TO BE DONE: Count how many lines of the material below have the word "name" and give only the number.

STORED RECORDS:
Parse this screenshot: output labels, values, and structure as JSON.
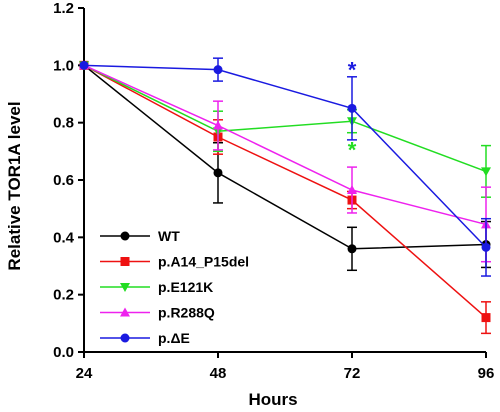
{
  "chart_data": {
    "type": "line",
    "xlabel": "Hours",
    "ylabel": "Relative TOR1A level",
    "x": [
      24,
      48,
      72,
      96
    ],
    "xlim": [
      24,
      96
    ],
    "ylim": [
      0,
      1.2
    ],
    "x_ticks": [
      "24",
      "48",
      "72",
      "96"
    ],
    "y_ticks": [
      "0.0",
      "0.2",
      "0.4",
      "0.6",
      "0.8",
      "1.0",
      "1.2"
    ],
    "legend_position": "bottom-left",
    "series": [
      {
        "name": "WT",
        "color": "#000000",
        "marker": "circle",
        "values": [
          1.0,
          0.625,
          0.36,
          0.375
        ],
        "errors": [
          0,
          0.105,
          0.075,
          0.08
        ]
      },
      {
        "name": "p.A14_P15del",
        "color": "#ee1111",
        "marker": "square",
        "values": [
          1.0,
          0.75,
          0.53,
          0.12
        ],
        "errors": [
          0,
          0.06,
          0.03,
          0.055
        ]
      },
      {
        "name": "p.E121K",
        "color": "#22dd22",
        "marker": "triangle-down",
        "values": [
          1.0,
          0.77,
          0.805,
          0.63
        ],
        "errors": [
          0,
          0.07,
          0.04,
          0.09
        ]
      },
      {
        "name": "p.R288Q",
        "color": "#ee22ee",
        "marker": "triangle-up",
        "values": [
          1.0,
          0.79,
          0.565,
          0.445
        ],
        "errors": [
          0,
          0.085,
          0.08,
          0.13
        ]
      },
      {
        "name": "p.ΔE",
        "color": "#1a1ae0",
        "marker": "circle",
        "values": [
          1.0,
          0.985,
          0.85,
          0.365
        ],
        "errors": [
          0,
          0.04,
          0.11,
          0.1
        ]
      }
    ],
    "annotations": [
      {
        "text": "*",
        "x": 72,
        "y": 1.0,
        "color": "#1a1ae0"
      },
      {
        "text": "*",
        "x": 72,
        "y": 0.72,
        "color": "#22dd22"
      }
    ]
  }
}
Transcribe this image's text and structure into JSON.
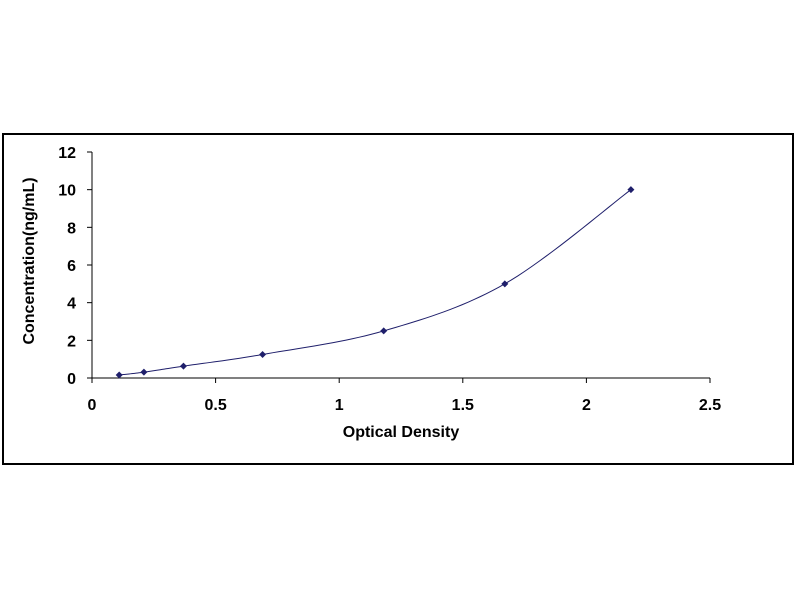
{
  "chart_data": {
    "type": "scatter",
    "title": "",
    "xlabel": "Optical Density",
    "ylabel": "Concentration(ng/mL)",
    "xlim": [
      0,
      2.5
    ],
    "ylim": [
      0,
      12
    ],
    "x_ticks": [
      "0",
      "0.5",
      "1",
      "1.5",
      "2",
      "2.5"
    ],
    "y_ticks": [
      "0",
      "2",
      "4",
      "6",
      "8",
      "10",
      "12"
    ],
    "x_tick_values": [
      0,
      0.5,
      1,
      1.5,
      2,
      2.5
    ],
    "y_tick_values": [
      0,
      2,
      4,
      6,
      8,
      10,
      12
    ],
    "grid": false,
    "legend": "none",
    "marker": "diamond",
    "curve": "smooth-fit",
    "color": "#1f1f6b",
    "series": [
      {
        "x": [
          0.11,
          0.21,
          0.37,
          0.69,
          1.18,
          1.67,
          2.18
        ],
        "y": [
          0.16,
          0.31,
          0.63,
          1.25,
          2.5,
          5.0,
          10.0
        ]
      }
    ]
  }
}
---
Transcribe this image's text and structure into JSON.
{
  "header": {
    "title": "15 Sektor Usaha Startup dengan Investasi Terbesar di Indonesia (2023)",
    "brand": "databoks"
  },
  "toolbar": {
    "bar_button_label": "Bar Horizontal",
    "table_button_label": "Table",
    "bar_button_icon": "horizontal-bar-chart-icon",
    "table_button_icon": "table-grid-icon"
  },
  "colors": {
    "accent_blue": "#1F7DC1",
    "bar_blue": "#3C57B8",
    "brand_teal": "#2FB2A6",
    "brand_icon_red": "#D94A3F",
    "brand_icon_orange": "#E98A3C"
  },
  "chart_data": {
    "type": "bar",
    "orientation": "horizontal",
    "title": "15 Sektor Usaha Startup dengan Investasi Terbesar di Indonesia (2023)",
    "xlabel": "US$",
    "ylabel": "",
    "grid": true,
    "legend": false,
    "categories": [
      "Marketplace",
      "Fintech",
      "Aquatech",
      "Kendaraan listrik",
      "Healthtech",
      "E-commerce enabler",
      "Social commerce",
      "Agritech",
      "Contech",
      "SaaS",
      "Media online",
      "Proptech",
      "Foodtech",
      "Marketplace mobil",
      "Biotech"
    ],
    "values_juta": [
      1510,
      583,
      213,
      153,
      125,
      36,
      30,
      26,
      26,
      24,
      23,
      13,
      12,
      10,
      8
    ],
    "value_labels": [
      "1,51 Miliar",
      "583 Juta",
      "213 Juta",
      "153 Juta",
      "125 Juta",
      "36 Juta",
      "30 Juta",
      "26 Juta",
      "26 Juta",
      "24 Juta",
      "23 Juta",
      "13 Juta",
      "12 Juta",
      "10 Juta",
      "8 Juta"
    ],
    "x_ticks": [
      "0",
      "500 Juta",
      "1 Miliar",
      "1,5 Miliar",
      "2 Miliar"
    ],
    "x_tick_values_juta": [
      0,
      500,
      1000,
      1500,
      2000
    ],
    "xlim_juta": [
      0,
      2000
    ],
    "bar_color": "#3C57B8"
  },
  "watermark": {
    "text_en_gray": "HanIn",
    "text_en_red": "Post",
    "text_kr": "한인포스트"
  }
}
...
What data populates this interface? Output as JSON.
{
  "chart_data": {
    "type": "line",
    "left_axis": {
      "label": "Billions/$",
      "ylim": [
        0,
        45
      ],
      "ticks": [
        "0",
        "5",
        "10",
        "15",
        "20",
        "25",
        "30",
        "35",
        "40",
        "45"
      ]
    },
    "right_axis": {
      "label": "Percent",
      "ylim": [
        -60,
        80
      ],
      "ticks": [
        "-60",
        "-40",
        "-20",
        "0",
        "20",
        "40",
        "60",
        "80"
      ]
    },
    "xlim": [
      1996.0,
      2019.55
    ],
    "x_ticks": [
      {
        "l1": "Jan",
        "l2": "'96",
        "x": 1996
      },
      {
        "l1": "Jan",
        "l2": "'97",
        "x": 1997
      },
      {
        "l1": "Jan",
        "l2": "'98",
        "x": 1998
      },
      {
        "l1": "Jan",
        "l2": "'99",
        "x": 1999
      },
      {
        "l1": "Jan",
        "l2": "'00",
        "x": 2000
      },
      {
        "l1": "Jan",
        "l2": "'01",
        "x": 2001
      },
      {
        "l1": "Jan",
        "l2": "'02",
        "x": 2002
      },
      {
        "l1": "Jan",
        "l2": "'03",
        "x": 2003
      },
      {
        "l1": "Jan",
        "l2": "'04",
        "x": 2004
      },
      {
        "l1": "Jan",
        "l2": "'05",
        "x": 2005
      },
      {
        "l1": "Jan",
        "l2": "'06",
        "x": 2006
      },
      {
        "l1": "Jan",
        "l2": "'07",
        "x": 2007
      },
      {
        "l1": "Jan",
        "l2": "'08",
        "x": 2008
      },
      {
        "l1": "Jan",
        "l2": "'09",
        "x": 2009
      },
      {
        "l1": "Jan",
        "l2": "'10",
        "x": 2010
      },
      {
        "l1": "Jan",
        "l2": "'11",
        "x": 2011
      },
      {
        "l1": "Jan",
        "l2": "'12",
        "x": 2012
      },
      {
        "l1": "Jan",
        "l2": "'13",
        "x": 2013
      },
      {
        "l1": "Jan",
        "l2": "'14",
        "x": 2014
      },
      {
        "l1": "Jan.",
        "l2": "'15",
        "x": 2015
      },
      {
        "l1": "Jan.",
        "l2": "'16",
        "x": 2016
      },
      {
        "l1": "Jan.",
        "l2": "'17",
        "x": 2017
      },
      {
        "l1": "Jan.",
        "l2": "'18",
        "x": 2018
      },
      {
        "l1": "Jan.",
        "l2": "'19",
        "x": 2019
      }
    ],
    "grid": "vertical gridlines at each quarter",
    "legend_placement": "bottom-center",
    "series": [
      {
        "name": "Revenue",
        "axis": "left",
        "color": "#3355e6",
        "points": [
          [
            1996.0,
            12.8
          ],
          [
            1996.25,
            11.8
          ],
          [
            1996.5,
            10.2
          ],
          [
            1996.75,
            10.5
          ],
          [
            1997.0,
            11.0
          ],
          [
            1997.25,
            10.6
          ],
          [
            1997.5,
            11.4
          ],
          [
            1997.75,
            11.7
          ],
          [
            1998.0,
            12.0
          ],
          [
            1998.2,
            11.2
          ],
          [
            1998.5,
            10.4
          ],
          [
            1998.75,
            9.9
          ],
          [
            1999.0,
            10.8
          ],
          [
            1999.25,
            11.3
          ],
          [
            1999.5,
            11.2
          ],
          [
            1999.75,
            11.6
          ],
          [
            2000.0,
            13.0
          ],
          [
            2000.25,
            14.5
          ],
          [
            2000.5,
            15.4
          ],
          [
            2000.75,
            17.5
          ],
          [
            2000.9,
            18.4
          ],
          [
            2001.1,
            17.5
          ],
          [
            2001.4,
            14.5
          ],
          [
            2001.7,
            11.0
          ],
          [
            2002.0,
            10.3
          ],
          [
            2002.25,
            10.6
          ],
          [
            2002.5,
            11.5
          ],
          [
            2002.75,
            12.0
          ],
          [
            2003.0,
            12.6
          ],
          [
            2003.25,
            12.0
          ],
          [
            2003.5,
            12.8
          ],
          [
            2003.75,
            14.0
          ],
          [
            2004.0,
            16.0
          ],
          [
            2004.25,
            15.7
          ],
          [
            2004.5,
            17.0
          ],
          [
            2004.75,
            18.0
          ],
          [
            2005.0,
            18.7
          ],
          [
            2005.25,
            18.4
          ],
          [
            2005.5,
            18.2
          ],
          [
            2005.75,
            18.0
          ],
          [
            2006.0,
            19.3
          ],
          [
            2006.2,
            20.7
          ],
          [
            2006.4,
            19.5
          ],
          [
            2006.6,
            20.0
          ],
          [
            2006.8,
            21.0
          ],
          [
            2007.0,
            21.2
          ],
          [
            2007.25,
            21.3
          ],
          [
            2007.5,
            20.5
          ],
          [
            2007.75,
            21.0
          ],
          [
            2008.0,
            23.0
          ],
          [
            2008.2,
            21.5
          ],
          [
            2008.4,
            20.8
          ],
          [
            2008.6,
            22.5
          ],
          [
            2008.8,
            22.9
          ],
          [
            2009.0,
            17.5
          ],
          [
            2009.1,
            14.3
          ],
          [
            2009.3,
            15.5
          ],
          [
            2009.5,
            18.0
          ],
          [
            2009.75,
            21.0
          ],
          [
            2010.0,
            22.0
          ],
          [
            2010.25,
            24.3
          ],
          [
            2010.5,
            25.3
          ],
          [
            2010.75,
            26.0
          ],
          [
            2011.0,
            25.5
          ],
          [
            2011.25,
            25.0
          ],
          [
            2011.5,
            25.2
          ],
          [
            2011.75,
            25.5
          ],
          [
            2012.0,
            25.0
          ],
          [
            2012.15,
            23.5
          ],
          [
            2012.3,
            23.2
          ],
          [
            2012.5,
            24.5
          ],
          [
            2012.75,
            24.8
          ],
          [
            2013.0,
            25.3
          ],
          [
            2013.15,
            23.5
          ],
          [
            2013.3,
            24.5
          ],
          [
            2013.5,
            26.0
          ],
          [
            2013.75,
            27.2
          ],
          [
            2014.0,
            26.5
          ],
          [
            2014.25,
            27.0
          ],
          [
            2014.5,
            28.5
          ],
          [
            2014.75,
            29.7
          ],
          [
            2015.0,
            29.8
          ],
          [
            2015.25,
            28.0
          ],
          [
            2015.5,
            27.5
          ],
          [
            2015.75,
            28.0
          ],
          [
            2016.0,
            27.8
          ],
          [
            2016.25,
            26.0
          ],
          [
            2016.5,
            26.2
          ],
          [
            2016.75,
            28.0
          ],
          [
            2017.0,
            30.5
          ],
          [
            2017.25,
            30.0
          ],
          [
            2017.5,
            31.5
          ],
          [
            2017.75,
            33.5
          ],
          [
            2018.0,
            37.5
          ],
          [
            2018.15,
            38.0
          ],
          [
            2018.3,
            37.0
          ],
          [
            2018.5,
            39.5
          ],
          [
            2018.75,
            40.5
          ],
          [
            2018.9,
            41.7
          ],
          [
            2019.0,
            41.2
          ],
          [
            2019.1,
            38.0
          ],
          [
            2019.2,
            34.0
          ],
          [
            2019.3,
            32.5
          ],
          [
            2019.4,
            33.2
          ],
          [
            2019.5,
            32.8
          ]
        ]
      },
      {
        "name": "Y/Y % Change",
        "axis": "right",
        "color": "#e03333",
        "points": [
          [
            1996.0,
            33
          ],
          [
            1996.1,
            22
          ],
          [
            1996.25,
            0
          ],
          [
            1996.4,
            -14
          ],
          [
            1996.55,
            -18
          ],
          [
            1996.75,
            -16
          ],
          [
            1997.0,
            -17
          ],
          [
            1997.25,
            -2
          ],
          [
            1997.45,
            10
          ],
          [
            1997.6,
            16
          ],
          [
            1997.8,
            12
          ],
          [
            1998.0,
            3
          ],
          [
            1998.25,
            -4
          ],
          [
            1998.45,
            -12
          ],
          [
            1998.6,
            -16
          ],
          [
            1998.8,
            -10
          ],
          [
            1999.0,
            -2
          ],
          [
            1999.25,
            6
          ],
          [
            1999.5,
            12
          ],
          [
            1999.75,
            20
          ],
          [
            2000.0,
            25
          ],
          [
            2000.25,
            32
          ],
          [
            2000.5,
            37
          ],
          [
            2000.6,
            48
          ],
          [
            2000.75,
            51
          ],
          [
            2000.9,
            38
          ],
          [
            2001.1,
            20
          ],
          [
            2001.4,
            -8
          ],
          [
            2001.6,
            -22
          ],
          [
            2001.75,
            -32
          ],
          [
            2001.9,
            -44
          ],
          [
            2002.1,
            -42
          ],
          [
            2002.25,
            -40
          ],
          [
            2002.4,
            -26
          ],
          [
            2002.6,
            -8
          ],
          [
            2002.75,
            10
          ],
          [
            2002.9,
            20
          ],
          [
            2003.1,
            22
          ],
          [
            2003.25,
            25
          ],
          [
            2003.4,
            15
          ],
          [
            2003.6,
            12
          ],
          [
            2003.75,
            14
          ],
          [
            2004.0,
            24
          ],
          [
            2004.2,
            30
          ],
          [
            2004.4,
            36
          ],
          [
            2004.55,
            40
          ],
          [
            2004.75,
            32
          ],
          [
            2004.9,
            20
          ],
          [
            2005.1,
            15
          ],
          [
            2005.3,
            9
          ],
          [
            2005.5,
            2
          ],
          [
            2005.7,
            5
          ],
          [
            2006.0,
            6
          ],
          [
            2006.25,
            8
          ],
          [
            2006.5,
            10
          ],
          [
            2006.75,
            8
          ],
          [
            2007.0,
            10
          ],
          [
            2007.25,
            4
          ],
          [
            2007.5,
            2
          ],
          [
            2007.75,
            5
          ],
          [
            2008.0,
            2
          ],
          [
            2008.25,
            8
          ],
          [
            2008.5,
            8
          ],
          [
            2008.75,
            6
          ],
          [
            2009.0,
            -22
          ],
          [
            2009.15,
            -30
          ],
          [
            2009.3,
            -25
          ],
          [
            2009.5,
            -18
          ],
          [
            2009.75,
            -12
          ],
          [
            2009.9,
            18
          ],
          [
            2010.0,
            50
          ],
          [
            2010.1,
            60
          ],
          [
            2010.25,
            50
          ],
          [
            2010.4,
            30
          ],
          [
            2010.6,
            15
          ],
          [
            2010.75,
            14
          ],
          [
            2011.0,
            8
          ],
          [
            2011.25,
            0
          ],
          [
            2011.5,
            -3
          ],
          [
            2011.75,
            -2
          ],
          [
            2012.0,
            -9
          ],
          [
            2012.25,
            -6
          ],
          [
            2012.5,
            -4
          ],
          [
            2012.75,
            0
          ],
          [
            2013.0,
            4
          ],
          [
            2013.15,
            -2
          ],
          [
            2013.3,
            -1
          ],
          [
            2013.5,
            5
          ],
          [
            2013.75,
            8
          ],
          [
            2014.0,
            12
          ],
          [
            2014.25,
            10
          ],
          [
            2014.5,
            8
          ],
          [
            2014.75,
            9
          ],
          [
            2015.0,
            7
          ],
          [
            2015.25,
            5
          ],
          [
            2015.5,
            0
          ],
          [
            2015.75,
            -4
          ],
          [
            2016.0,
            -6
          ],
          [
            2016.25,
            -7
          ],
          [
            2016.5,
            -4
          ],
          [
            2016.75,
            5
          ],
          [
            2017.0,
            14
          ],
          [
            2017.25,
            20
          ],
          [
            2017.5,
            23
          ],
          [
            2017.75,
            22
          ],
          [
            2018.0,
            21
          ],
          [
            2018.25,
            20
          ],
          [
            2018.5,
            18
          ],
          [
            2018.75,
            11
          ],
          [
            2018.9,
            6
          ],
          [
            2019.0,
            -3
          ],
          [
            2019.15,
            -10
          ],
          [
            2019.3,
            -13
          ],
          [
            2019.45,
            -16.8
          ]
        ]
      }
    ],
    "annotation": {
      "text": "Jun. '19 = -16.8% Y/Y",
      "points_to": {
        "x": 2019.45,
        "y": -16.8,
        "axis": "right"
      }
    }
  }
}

SOLUTION: 7